» **Goal**
The complete listing should be restated exactly.

Extracted records:
** Start **

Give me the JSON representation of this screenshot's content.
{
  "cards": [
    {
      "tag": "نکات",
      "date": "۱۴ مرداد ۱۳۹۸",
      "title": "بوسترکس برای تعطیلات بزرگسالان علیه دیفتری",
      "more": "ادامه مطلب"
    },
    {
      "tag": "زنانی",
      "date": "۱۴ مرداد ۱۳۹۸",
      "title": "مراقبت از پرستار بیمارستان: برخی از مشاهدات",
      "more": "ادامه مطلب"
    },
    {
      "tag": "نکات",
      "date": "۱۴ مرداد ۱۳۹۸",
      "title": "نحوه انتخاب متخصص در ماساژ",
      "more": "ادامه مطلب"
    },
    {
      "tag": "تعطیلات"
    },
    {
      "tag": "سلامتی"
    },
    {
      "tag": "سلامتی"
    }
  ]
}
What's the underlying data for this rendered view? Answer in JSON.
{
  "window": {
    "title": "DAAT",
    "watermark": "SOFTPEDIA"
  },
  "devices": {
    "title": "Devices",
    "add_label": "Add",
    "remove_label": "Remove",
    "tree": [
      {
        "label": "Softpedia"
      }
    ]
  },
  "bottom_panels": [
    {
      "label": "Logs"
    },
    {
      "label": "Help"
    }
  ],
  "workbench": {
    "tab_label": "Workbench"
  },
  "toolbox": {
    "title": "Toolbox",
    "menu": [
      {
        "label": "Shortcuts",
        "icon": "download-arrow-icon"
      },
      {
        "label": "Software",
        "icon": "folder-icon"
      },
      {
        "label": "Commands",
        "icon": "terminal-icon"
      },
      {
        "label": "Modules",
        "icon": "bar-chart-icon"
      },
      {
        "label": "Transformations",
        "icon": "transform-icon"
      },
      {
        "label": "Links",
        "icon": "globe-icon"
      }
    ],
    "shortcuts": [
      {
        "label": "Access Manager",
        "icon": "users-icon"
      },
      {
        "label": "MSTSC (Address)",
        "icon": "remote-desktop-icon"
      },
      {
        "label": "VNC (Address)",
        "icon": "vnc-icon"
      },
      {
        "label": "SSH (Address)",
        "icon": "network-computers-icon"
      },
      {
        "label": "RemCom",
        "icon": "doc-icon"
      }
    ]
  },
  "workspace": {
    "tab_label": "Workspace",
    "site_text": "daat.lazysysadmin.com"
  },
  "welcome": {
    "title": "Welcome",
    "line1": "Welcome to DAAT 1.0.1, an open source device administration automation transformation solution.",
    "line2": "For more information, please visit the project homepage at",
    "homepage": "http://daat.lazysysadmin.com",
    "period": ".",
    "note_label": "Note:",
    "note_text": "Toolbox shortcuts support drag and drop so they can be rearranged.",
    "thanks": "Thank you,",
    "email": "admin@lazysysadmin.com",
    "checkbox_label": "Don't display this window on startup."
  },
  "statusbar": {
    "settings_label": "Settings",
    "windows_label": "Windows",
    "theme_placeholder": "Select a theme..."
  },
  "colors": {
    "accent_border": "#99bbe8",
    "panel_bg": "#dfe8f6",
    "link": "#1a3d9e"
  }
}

** End **

» **Correct response**
Give me the JSON representation of this screenshot's content.
{
  "cards": [
    {
      "tag": "نکات",
      "date": "۱۴ مرداد ۱۳۹۸",
      "title": "بوسترکس برای تعطیلات بزرگسالان علیه دیفتری",
      "more": "ادامه مطلب"
    },
    {
      "tag": "زنانی",
      "date": "۱۴ مرداد ۱۳۹۸",
      "title": "مراقبت از پرستار بیمارستان: برخی از مشاهدات",
      "more": "ادامه مطلب"
    },
    {
      "tag": "نکات",
      "date": "۱۴ مرداد ۱۳۹۸",
      "title": "نحوه انتخاب متخصص در ماساژ",
      "more": "ادامه مطلب"
    },
    {
      "tag": "تعطیلات"
    },
    {
      "tag": "سلامتی"
    },
    {
      "tag": "سلامتی"
    }
  ]
}
What's the underlying data for this rendered view? Answer in JSON.
{
  "window": {
    "title": "DAAT",
    "watermark": "SOFTPEDIA"
  },
  "devices": {
    "title": "Devices",
    "add_label": "Add",
    "remove_label": "Remove",
    "tree": [
      {
        "label": "Softpedia"
      }
    ]
  },
  "bottom_panels": [
    {
      "label": "Logs"
    },
    {
      "label": "Help"
    }
  ],
  "workbench": {
    "tab_label": "Workbench"
  },
  "toolbox": {
    "title": "Toolbox",
    "menu": [
      {
        "label": "Shortcuts",
        "icon": "download-arrow-icon"
      },
      {
        "label": "Software",
        "icon": "folder-icon"
      },
      {
        "label": "Commands",
        "icon": "terminal-icon"
      },
      {
        "label": "Modules",
        "icon": "bar-chart-icon"
      },
      {
        "label": "Transformations",
        "icon": "transform-icon"
      },
      {
        "label": "Links",
        "icon": "globe-icon"
      }
    ],
    "shortcuts": [
      {
        "label": "Access Manager",
        "icon": "users-icon"
      },
      {
        "label": "MSTSC (Address)",
        "icon": "remote-desktop-icon"
      },
      {
        "label": "VNC (Address)",
        "icon": "vnc-icon"
      },
      {
        "label": "SSH (Address)",
        "icon": "network-computers-icon"
      },
      {
        "label": "RemCom",
        "icon": "doc-icon"
      }
    ]
  },
  "workspace": {
    "tab_label": "Workspace",
    "site_text": "daat.lazysysadmin.com"
  },
  "welcome": {
    "title": "Welcome",
    "line1": "Welcome to DAAT 1.0.1, an open source device administration automation transformation solution.",
    "line2": "For more information, please visit the project homepage at",
    "homepage": "http://daat.lazysysadmin.com",
    "period": ".",
    "note_label": "Note:",
    "note_text": "Toolbox shortcuts support drag and drop so they can be rearranged.",
    "thanks": "Thank you,",
    "email": "admin@lazysysadmin.com",
    "checkbox_label": "Don't display this window on startup."
  },
  "statusbar": {
    "settings_label": "Settings",
    "windows_label": "Windows",
    "theme_placeholder": "Select a theme..."
  },
  "colors": {
    "accent_border": "#99bbe8",
    "panel_bg": "#dfe8f6",
    "link": "#1a3d9e"
  }
}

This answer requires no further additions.